TASK REQUIREMENTS - Images embedded in the records are excluded; print everything else exactly as given.

TASK INPUTS -
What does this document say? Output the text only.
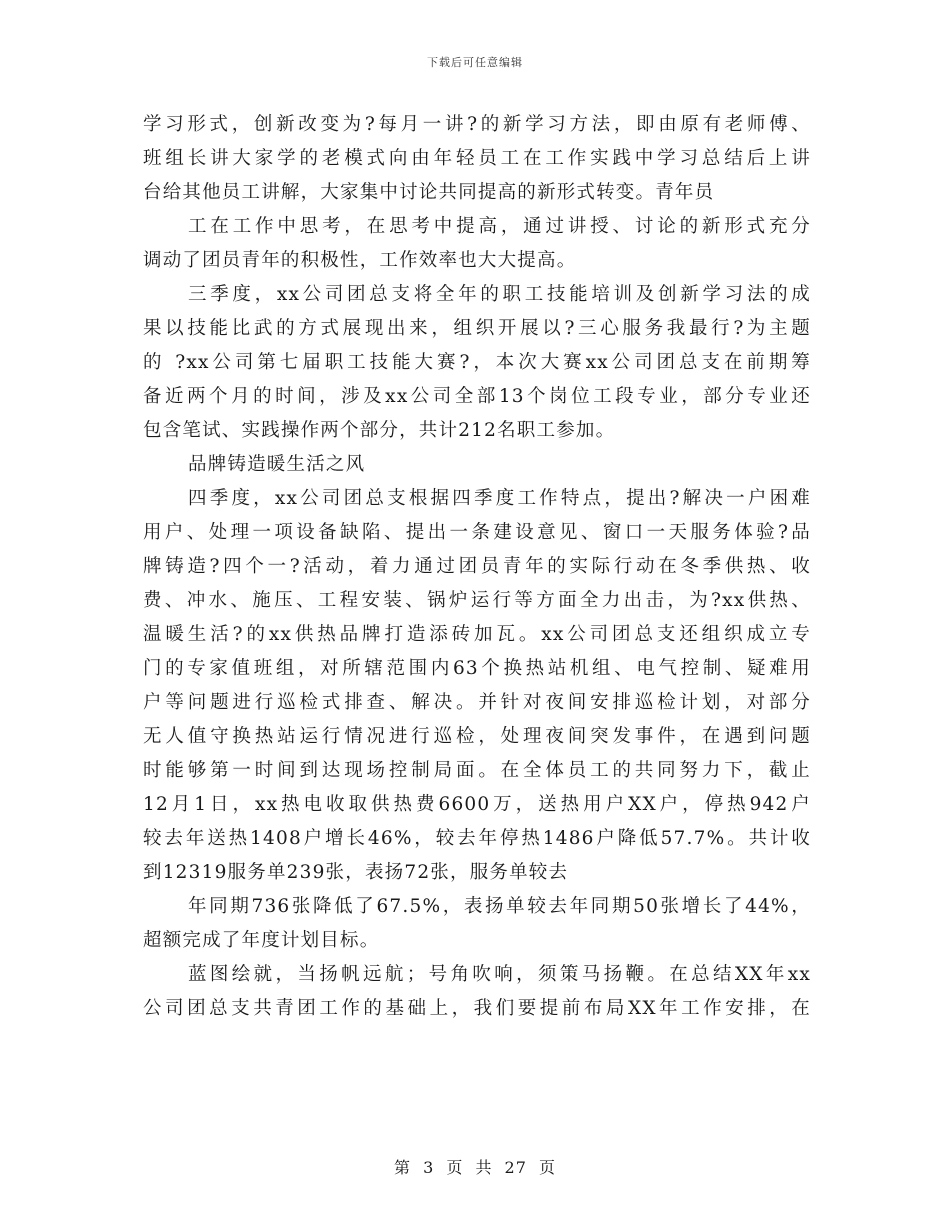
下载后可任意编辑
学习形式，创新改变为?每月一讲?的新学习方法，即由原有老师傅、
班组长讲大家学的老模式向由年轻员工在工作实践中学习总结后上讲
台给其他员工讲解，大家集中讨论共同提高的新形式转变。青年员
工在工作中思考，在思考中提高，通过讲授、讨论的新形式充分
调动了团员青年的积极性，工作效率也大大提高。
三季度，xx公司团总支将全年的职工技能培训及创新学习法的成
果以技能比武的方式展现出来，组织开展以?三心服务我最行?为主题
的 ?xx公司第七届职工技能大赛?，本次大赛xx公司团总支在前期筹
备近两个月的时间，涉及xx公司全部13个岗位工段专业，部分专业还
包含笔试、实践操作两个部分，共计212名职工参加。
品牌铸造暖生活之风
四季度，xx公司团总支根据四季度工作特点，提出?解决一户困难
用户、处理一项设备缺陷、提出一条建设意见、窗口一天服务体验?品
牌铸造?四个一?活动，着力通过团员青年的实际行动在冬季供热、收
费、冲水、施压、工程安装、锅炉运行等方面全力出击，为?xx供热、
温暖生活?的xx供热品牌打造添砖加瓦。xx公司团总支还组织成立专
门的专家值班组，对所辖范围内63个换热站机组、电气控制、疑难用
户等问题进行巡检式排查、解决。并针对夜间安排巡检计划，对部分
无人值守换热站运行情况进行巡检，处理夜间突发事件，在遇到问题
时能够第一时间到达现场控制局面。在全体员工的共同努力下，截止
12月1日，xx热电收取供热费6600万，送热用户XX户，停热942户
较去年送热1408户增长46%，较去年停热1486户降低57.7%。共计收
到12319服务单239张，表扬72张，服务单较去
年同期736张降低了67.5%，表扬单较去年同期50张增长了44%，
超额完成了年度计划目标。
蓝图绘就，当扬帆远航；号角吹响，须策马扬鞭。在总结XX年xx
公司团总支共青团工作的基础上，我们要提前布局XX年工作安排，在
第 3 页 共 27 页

EXERCISE RESPONSE -
What does this document say? Output the text only.
下载后可任意编辑
学习形式，创新改变为?每月一讲?的新学习方法，即由原有老师傅、
班组长讲大家学的老模式向由年轻员工在工作实践中学习总结后上讲
台给其他员工讲解，大家集中讨论共同提高的新形式转变。青年员
工在工作中思考，在思考中提高，通过讲授、讨论的新形式充分
调动了团员青年的积极性，工作效率也大大提高。
三季度，xx公司团总支将全年的职工技能培训及创新学习法的成
果以技能比武的方式展现出来，组织开展以?三心服务我最行?为主题
的 ?xx公司第七届职工技能大赛?，本次大赛xx公司团总支在前期筹
备近两个月的时间，涉及xx公司全部13个岗位工段专业，部分专业还
包含笔试、实践操作两个部分，共计212名职工参加。
品牌铸造暖生活之风
四季度，xx公司团总支根据四季度工作特点，提出?解决一户困难
用户、处理一项设备缺陷、提出一条建设意见、窗口一天服务体验?品
牌铸造?四个一?活动，着力通过团员青年的实际行动在冬季供热、收
费、冲水、施压、工程安装、锅炉运行等方面全力出击，为?xx供热、
温暖生活?的xx供热品牌打造添砖加瓦。xx公司团总支还组织成立专
门的专家值班组，对所辖范围内63个换热站机组、电气控制、疑难用
户等问题进行巡检式排查、解决。并针对夜间安排巡检计划，对部分
无人值守换热站运行情况进行巡检，处理夜间突发事件，在遇到问题
时能够第一时间到达现场控制局面。在全体员工的共同努力下，截止
12月1日，xx热电收取供热费6600万，送热用户XX户，停热942户
较去年送热1408户增长46%，较去年停热1486户降低57.7%。共计收
到12319服务单239张，表扬72张，服务单较去
年同期736张降低了67.5%，表扬单较去年同期50张增长了44%，
超额完成了年度计划目标。
蓝图绘就，当扬帆远航；号角吹响，须策马扬鞭。在总结XX年xx
公司团总支共青团工作的基础上，我们要提前布局XX年工作安排，在
第 3 页 共 27 页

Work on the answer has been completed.